● **Problem description**:
Wherever the string "this" appears in a line, extract that line.

● **Extracted entries**:
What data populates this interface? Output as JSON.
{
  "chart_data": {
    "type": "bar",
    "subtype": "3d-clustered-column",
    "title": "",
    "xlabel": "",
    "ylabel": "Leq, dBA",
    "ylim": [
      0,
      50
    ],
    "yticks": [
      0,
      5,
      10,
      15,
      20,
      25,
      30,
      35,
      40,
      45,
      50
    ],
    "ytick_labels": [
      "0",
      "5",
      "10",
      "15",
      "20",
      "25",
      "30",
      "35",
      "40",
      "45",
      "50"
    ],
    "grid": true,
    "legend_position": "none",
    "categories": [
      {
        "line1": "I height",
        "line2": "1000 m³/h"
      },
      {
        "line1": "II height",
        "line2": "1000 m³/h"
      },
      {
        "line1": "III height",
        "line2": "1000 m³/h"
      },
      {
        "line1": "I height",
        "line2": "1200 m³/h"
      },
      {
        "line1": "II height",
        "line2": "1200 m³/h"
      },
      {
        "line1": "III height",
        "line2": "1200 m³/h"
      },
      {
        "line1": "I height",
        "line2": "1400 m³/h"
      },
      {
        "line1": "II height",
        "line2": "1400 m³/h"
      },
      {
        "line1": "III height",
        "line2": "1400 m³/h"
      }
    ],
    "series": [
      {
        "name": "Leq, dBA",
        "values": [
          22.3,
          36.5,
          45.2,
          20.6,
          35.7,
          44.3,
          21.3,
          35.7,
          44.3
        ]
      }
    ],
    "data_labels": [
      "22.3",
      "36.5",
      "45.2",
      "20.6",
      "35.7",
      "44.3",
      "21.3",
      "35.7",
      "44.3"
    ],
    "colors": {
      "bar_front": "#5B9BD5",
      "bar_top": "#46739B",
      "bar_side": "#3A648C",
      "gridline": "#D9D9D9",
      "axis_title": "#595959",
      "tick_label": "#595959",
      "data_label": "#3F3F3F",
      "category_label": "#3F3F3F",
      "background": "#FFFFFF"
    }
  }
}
--
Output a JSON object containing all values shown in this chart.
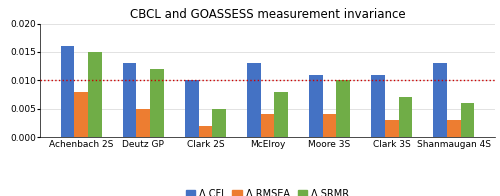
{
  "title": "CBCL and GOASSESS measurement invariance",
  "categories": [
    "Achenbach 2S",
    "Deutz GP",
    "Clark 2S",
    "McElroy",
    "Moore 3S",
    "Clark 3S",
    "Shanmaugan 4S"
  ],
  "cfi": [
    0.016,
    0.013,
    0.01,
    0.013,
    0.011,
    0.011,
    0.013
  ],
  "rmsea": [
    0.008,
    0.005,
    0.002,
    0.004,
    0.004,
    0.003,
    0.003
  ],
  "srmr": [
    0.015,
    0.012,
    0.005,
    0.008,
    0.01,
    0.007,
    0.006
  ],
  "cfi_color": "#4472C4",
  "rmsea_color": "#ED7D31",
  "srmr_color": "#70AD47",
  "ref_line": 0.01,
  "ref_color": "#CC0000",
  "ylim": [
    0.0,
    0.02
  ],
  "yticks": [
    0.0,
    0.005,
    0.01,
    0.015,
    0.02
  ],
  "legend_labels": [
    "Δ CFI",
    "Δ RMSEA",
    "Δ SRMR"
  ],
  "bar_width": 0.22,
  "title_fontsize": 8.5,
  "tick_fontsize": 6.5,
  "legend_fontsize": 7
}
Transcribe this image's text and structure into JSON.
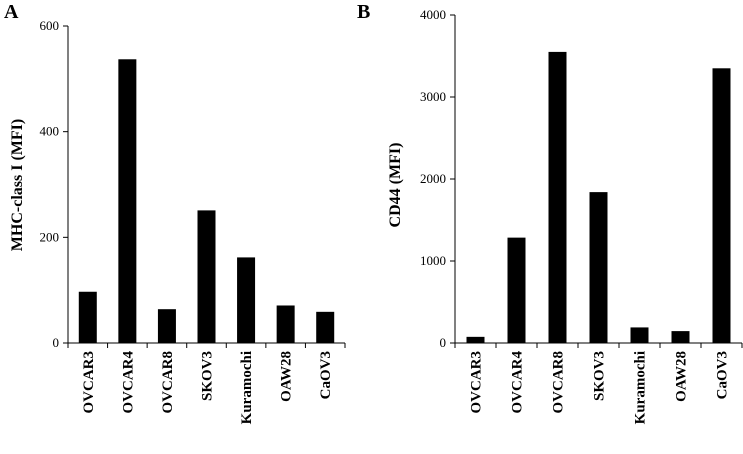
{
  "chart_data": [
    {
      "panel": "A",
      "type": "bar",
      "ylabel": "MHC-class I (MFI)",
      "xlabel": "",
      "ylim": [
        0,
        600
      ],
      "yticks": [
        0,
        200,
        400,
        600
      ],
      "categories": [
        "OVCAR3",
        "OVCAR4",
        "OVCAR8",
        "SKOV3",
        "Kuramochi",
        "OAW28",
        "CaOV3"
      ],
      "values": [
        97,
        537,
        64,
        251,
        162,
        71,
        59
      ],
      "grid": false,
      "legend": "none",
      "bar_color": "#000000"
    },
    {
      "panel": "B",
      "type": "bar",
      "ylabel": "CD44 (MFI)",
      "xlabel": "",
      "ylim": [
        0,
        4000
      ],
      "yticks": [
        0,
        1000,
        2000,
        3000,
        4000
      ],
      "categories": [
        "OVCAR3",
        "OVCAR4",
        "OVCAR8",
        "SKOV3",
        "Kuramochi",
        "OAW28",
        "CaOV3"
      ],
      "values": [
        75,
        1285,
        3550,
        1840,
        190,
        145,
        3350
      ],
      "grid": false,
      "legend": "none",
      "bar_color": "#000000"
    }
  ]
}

● **Full output**:
What data populates this interface? Output as JSON.
Output a JSON object containing all values shown in this chart.
Transcribe this image's text and structure into JSON.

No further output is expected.